Work to be completed |
Each line of the listing must be transcribed exactly, except for the images, which should be excluded.

* Begin *

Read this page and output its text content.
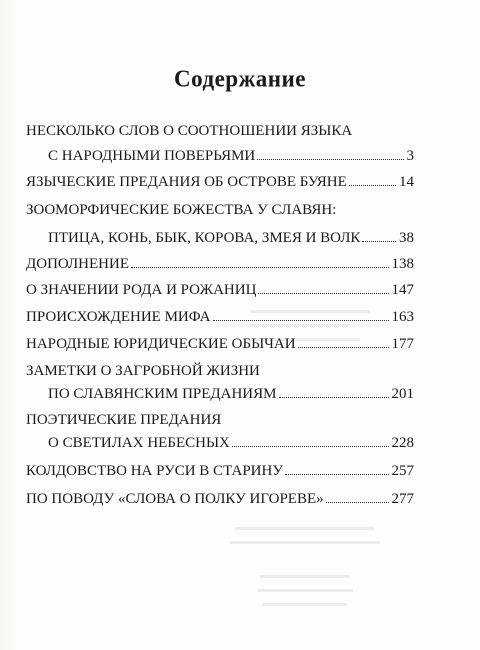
Содержание
НЕСКОЛЬКО СЛОВ О СООТНОШЕНИИ ЯЗЫКА
С НАРОДНЫМИ ПОВЕРЬЯМИ	3
ЯЗЫЧЕСКИЕ ПРЕДАНИЯ ОБ ОСТРОВЕ БУЯНЕ	14
ЗООМОРФИЧЕСКИЕ БОЖЕСТВА У СЛАВЯН:
ПТИЦА, КОНЬ, БЫК, КОРОВА, ЗМЕЯ И ВОЛК	38
ДОПОЛНЕНИЕ	138
О ЗНАЧЕНИИ РОДА И РОЖАНИЦ	147
ПРОИСХОЖДЕНИЕ МИФА	163
НАРОДНЫЕ ЮРИДИЧЕСКИЕ ОБЫЧАИ	177
ЗАМЕТКИ О ЗАГРОБНОЙ ЖИЗНИ
ПО СЛАВЯНСКИМ ПРЕДАНИЯМ	201
ПОЭТИЧЕСКИЕ ПРЕДАНИЯ
О СВЕТИЛАХ НЕБЕСНЫХ	228
КОЛДОВСТВО НА РУСИ В СТАРИНУ	257
ПО ПОВОДУ «СЛОВА О ПОЛКУ ИГОРЕВЕ»	277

* End *

Result for this task |
Read this page and output its text content.
Содержание
НЕСКОЛЬКО СЛОВ О СООТНОШЕНИИ ЯЗЫКА
С НАРОДНЫМИ ПОВЕРЬЯМИ	3
ЯЗЫЧЕСКИЕ ПРЕДАНИЯ ОБ ОСТРОВЕ БУЯНЕ	14
ЗООМОРФИЧЕСКИЕ БОЖЕСТВА У СЛАВЯН:
ПТИЦА, КОНЬ, БЫК, КОРОВА, ЗМЕЯ И ВОЛК	38
ДОПОЛНЕНИЕ	138
О ЗНАЧЕНИИ РОДА И РОЖАНИЦ	147
ПРОИСХОЖДЕНИЕ МИФА	163
НАРОДНЫЕ ЮРИДИЧЕСКИЕ ОБЫЧАИ	177
ЗАМЕТКИ О ЗАГРОБНОЙ ЖИЗНИ
ПО СЛАВЯНСКИМ ПРЕДАНИЯМ	201
ПОЭТИЧЕСКИЕ ПРЕДАНИЯ
О СВЕТИЛАХ НЕБЕСНЫХ	228
КОЛДОВСТВО НА РУСИ В СТАРИНУ	257
ПО ПОВОДУ «СЛОВА О ПОЛКУ ИГОРЕВЕ»	277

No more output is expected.